***** Provided information *****

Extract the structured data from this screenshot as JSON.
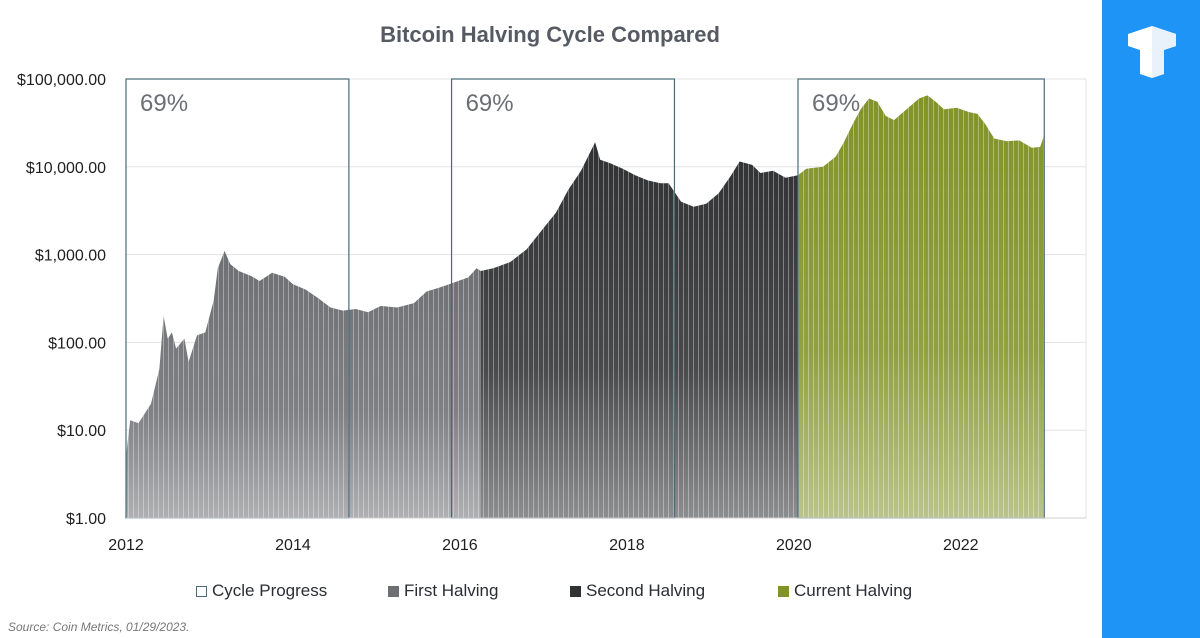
{
  "chart_data": {
    "type": "area",
    "title": "Bitcoin Halving Cycle Compared",
    "y_scale": "log",
    "ylim": [
      1,
      100000
    ],
    "xlim": [
      2012,
      2023.5
    ],
    "y_ticks": [
      {
        "value": 1,
        "label": "$1.00"
      },
      {
        "value": 10,
        "label": "$10.00"
      },
      {
        "value": 100,
        "label": "$100.00"
      },
      {
        "value": 1000,
        "label": "$1,000.00"
      },
      {
        "value": 10000,
        "label": "$10,000.00"
      },
      {
        "value": 100000,
        "label": "$100,000.00"
      }
    ],
    "x_ticks": [
      {
        "value": 2012,
        "label": "2012"
      },
      {
        "value": 2014,
        "label": "2014"
      },
      {
        "value": 2016,
        "label": "2016"
      },
      {
        "value": 2018,
        "label": "2018"
      },
      {
        "value": 2020,
        "label": "2020"
      },
      {
        "value": 2022,
        "label": "2022"
      }
    ],
    "cycle_boxes": [
      {
        "start": 2012.0,
        "end": 2014.67,
        "label": "69%"
      },
      {
        "start": 2015.9,
        "end": 2018.57,
        "label": "69%"
      },
      {
        "start": 2020.05,
        "end": 2023.0,
        "label": "69%"
      }
    ],
    "legend_position": "bottom",
    "series": [
      {
        "name": "First Halving",
        "color": "#6e6f73",
        "points": [
          [
            2012.0,
            5
          ],
          [
            2012.05,
            13
          ],
          [
            2012.15,
            12
          ],
          [
            2012.3,
            20
          ],
          [
            2012.4,
            50
          ],
          [
            2012.45,
            200
          ],
          [
            2012.5,
            110
          ],
          [
            2012.55,
            130
          ],
          [
            2012.6,
            85
          ],
          [
            2012.7,
            110
          ],
          [
            2012.75,
            60
          ],
          [
            2012.85,
            120
          ],
          [
            2012.95,
            130
          ],
          [
            2013.05,
            300
          ],
          [
            2013.1,
            700
          ],
          [
            2013.18,
            1100
          ],
          [
            2013.25,
            780
          ],
          [
            2013.35,
            650
          ],
          [
            2013.5,
            570
          ],
          [
            2013.6,
            500
          ],
          [
            2013.75,
            620
          ],
          [
            2013.9,
            560
          ],
          [
            2014.0,
            460
          ],
          [
            2014.15,
            400
          ],
          [
            2014.3,
            320
          ],
          [
            2014.45,
            250
          ],
          [
            2014.6,
            230
          ],
          [
            2014.75,
            240
          ],
          [
            2014.9,
            220
          ],
          [
            2015.05,
            260
          ],
          [
            2015.25,
            250
          ],
          [
            2015.45,
            280
          ],
          [
            2015.6,
            380
          ],
          [
            2015.75,
            420
          ],
          [
            2015.9,
            470
          ],
          [
            2016.1,
            550
          ],
          [
            2016.2,
            700
          ],
          [
            2016.25,
            650
          ]
        ]
      },
      {
        "name": "Second Halving",
        "color": "#2f3133",
        "points": [
          [
            2016.25,
            650
          ],
          [
            2016.4,
            700
          ],
          [
            2016.6,
            820
          ],
          [
            2016.8,
            1150
          ],
          [
            2017.0,
            2000
          ],
          [
            2017.15,
            3000
          ],
          [
            2017.3,
            5500
          ],
          [
            2017.45,
            9000
          ],
          [
            2017.55,
            14000
          ],
          [
            2017.62,
            19000
          ],
          [
            2017.68,
            12000
          ],
          [
            2017.8,
            11000
          ],
          [
            2017.95,
            9500
          ],
          [
            2018.1,
            8000
          ],
          [
            2018.25,
            7000
          ],
          [
            2018.4,
            6500
          ],
          [
            2018.5,
            6500
          ],
          [
            2018.65,
            4000
          ],
          [
            2018.8,
            3500
          ],
          [
            2018.95,
            3800
          ],
          [
            2019.1,
            5000
          ],
          [
            2019.25,
            8000
          ],
          [
            2019.35,
            11500
          ],
          [
            2019.5,
            10500
          ],
          [
            2019.6,
            8500
          ],
          [
            2019.75,
            9000
          ],
          [
            2019.9,
            7500
          ],
          [
            2020.05,
            8000
          ]
        ]
      },
      {
        "name": "Current Halving",
        "color": "#829329",
        "points": [
          [
            2020.05,
            8000
          ],
          [
            2020.15,
            9500
          ],
          [
            2020.35,
            10000
          ],
          [
            2020.5,
            13000
          ],
          [
            2020.6,
            19000
          ],
          [
            2020.7,
            30000
          ],
          [
            2020.8,
            45000
          ],
          [
            2020.9,
            60000
          ],
          [
            2021.0,
            55000
          ],
          [
            2021.1,
            38000
          ],
          [
            2021.2,
            34000
          ],
          [
            2021.35,
            45000
          ],
          [
            2021.5,
            60000
          ],
          [
            2021.6,
            65000
          ],
          [
            2021.7,
            55000
          ],
          [
            2021.8,
            45000
          ],
          [
            2021.95,
            47000
          ],
          [
            2022.1,
            42000
          ],
          [
            2022.2,
            40000
          ],
          [
            2022.3,
            30000
          ],
          [
            2022.4,
            21000
          ],
          [
            2022.55,
            19500
          ],
          [
            2022.7,
            20000
          ],
          [
            2022.85,
            16500
          ],
          [
            2022.95,
            16800
          ],
          [
            2023.0,
            23000
          ]
        ]
      }
    ]
  },
  "legend": {
    "items": [
      {
        "label": "Cycle Progress",
        "swatch_color": "#ffffff",
        "border_color": "#4a6a7a"
      },
      {
        "label": "First Halving",
        "swatch_color": "#6e6f73",
        "border_color": "#6e6f73"
      },
      {
        "label": "Second Halving",
        "swatch_color": "#2f3133",
        "border_color": "#2f3133"
      },
      {
        "label": "Current Halving",
        "swatch_color": "#829329",
        "border_color": "#829329"
      }
    ]
  },
  "source_note": "Source: Coin Metrics, 01/29/2023.",
  "brand": {
    "color": "#1e95f6"
  }
}
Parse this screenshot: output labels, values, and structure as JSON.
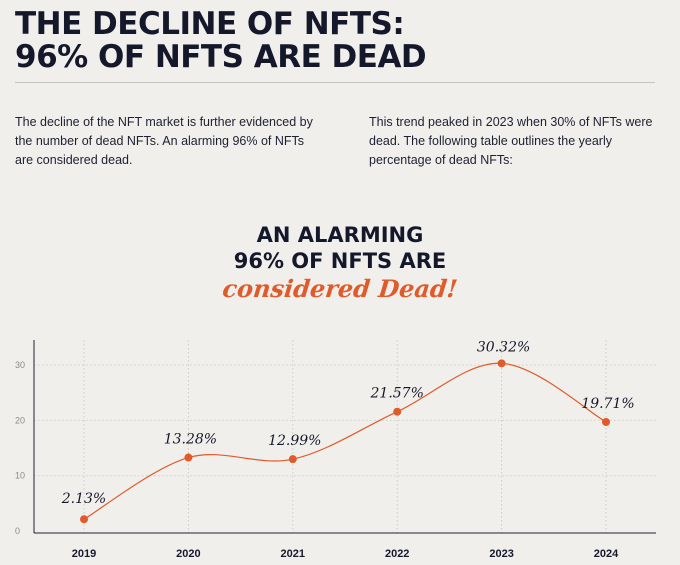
{
  "header": {
    "title_line1": "THE DECLINE OF NFTS:",
    "title_line2": "96% OF NFTS ARE DEAD"
  },
  "intro": {
    "left": "The decline of the NFT market is further evidenced by the number of dead NFTs. An alarming 96% of NFTs are considered dead.",
    "right": "This trend peaked in 2023 when 30% of NFTs were dead. The following table outlines the yearly percentage of dead NFTs:"
  },
  "callout": {
    "line1": "AN ALARMING",
    "line2": "96% OF NFTS ARE",
    "line3": "considered Dead!"
  },
  "colors": {
    "accent": "#e05a2a",
    "text": "#15182b",
    "background": "#f1efec"
  },
  "chart_data": {
    "type": "line",
    "title": "AN ALARMING 96% OF NFTS ARE considered Dead!",
    "xlabel": "",
    "ylabel": "",
    "categories": [
      "2019",
      "2020",
      "2021",
      "2022",
      "2023",
      "2024"
    ],
    "values": [
      2.13,
      13.28,
      12.99,
      21.57,
      30.32,
      19.71
    ],
    "data_labels": [
      "2.13%",
      "13.28%",
      "12.99%",
      "21.57%",
      "30.32%",
      "19.71%"
    ],
    "yticks": [
      0,
      10,
      20,
      30
    ],
    "ylim": [
      0,
      32
    ],
    "grid": true,
    "smooth": true
  }
}
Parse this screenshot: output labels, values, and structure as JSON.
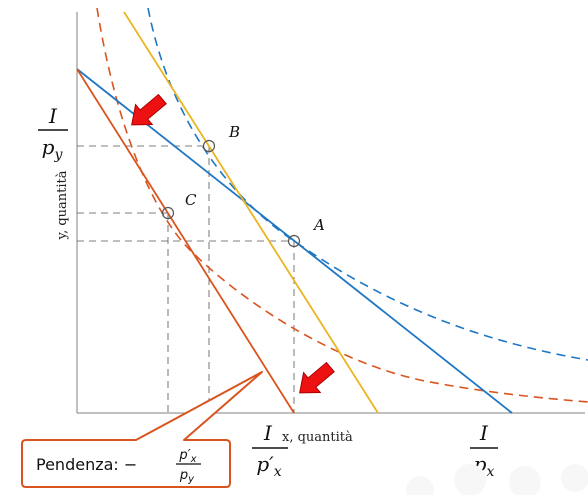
{
  "axes": {
    "x_label": "x, quantità",
    "y_label": "y, quantità"
  },
  "intercepts": {
    "y_num": "I",
    "y_den": "p",
    "y_den_sub": "y",
    "x_new_num": "I",
    "x_new_den": "p′",
    "x_new_den_sub": "x",
    "x_num": "I",
    "x_den": "p",
    "x_den_sub": "x"
  },
  "points": {
    "a": "A",
    "b": "B",
    "c": "C"
  },
  "callout": {
    "prefix": "Pendenza: −",
    "frac_num": "p′",
    "frac_num_sub": "x",
    "frac_den": "p",
    "frac_den_sub": "y"
  },
  "colors": {
    "blue": "#1f77c4",
    "orange": "#d9541e",
    "yellow": "#eab520",
    "axis": "#808080",
    "guide": "#555555",
    "arrow": "#ee1111"
  }
}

*****

#### Exercise:
Show every line where the string "name" appears.

#### Complete output:
        "name": "First Halving",
        "name": "Second Halving",
        "name": "Current Halving",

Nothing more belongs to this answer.